* **Exercise**: Extract each line from the entries below that has the string "целевых" in it.

* **Provided entries**:
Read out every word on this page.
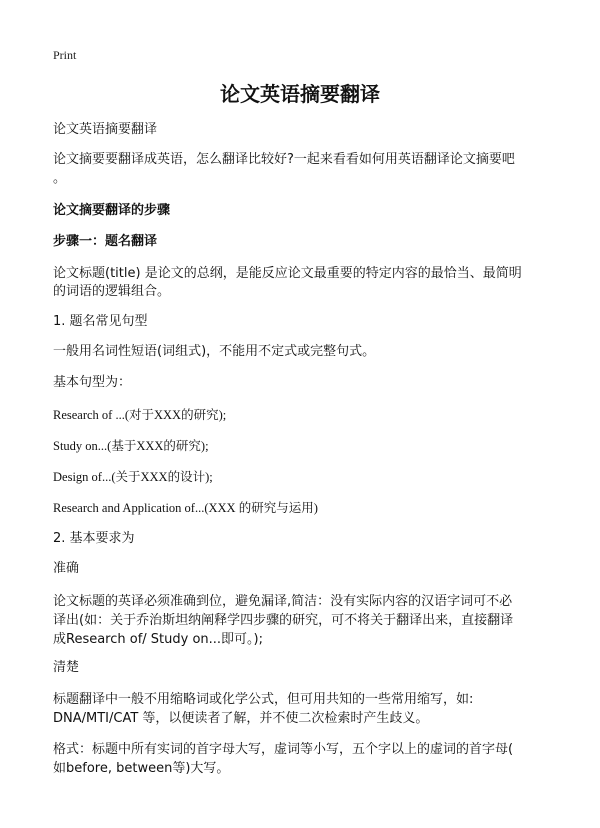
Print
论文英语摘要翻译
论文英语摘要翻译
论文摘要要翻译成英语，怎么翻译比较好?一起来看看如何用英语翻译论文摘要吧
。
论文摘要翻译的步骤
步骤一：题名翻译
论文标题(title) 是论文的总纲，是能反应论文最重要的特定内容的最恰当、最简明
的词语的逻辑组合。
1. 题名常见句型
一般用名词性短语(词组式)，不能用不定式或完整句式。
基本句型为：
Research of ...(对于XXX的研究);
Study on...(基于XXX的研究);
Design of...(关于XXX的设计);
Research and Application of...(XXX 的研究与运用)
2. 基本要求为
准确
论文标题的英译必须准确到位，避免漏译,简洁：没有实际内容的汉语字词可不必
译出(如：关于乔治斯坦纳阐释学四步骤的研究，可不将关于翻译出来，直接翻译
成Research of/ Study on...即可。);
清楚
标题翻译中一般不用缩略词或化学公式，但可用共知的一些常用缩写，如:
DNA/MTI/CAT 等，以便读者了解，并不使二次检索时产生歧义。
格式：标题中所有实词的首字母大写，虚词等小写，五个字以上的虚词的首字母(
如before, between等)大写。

* * *

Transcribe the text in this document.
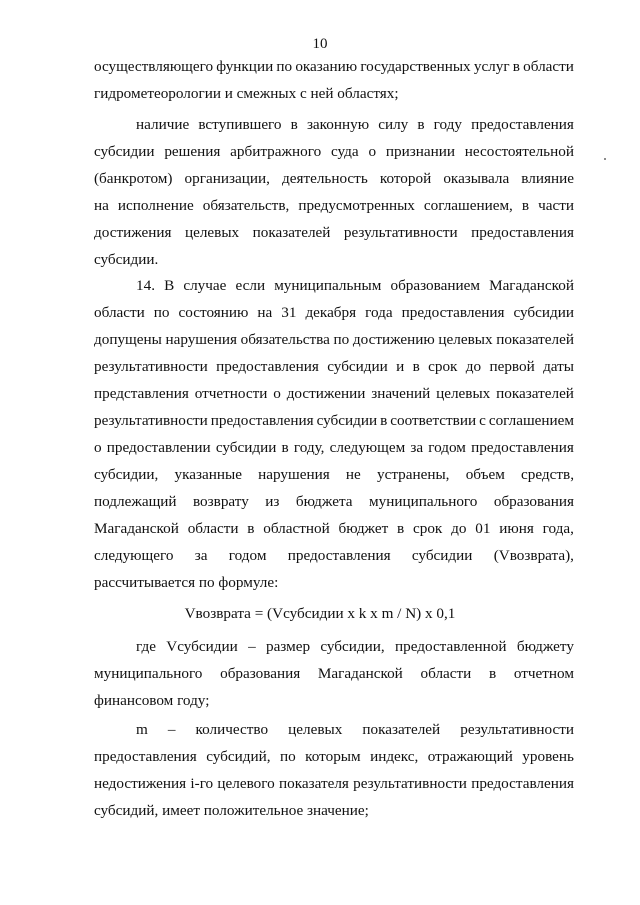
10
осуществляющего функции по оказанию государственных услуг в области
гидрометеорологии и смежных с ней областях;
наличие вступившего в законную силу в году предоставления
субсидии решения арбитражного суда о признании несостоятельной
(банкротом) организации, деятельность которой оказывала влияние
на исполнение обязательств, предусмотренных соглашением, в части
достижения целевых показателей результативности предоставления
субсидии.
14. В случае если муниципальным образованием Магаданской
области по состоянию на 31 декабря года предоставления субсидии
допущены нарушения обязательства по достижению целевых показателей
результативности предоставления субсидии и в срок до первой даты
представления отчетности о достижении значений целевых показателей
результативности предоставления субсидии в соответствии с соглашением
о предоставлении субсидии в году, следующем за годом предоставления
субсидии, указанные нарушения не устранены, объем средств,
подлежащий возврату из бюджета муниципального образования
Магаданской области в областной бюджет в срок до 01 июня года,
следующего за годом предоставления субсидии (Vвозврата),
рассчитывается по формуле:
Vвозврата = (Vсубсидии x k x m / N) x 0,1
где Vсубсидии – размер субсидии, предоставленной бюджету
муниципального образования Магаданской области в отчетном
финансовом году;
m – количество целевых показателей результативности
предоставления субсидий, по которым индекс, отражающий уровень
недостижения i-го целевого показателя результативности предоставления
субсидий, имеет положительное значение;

* **Answer in full**:
достижения целевых показателей результативности предоставления
допущены нарушения обязательства по достижению целевых показателей
представления отчетности о достижении значений целевых показателей
m – количество целевых показателей результативности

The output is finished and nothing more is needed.